Saved entries
──────

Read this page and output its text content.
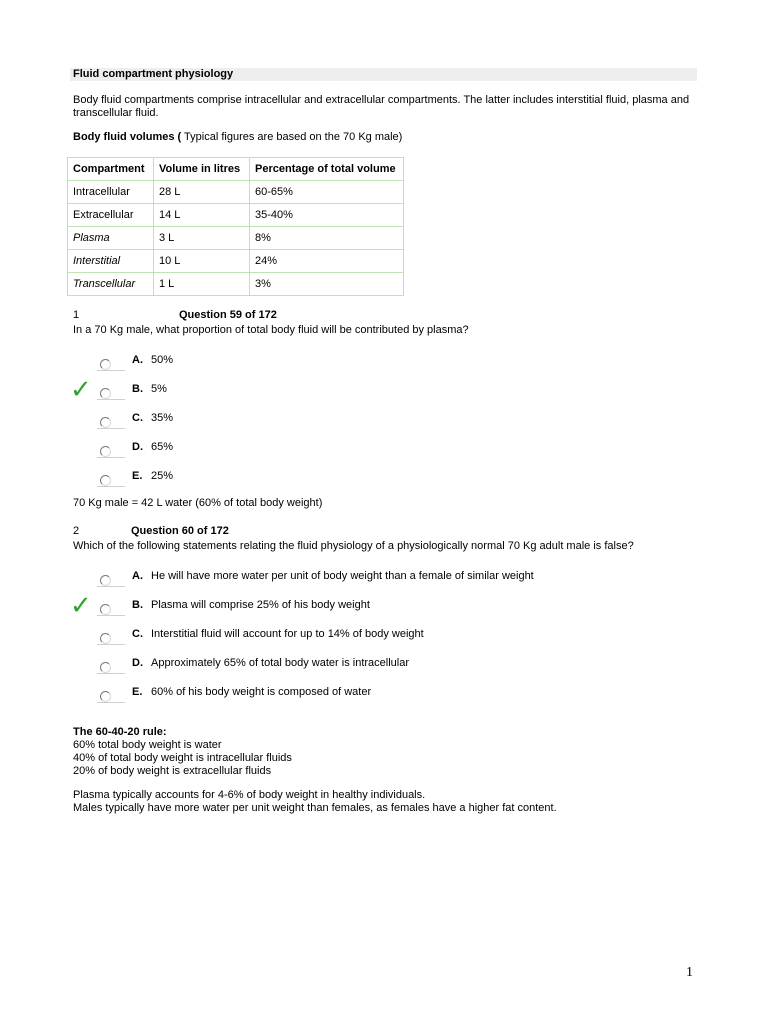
Fluid compartment physiology
Body fluid compartments comprise intracellular and extracellular compartments. The latter includes interstitial fluid, plasma and transcellular fluid.
Body fluid volumes ( Typical figures are based on the 70 Kg male)
Compartment	Volume in litres	Percentage of total volume
Intracellular	28 L	60-65%
Extracellular	14 L	35-40%
Plasma	3 L	8%
Interstitial	10 L	24%
Transcellular	1 L	3%
1	Question 59 of 172
In a 70 Kg male, what proportion of total body fluid will be contributed by plasma?
A. 50%
✓	B. 5%
C. 35%
D. 65%
E. 25%
70 Kg male = 42 L water (60% of total body weight)
2	Question 60 of 172
Which of the following statements relating the fluid physiology of a physiologically normal 70 Kg adult male is false?
A. He will have more water per unit of body weight than a female of similar weight
✓	B. Plasma will comprise 25% of his body weight
C. Interstitial fluid will account for up to 14% of body weight
D. Approximately 65% of total body water is intracellular
E. 60% of his body weight is composed of water
The 60-40-20 rule:
60% total body weight is water
40% of total body weight is intracellular fluids
20% of body weight is extracellular fluids
Plasma typically accounts for 4-6% of body weight in healthy individuals.
Males typically have more water per unit weight than females, as females have a higher fat content.
1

──────

STATED TASK: Copy out the records above in full, exactly as written, but not the pictures.

RESPONSE TO THIS EXERCISE:
Read this page and output its text content.
Fluid compartment physiology
Body fluid compartments comprise intracellular and extracellular compartments. The latter includes interstitial fluid, plasma and transcellular fluid.
Body fluid volumes ( Typical figures are based on the 70 Kg male)
Compartment	Volume in litres	Percentage of total volume
Intracellular	28 L	60-65%
Extracellular	14 L	35-40%
Plasma	3 L	8%
Interstitial	10 L	24%
Transcellular	1 L	3%
1	Question 59 of 172
In a 70 Kg male, what proportion of total body fluid will be contributed by plasma?
A. 50%
✓	B. 5%
C. 35%
D. 65%
E. 25%
70 Kg male = 42 L water (60% of total body weight)
2	Question 60 of 172
Which of the following statements relating the fluid physiology of a physiologically normal 70 Kg adult male is false?
A. He will have more water per unit of body weight than a female of similar weight
✓	B. Plasma will comprise 25% of his body weight
C. Interstitial fluid will account for up to 14% of body weight
D. Approximately 65% of total body water is intracellular
E. 60% of his body weight is composed of water
The 60-40-20 rule:
60% total body weight is water
40% of total body weight is intracellular fluids
20% of body weight is extracellular fluids
Plasma typically accounts for 4-6% of body weight in healthy individuals.
Males typically have more water per unit weight than females, as females have a higher fat content.
1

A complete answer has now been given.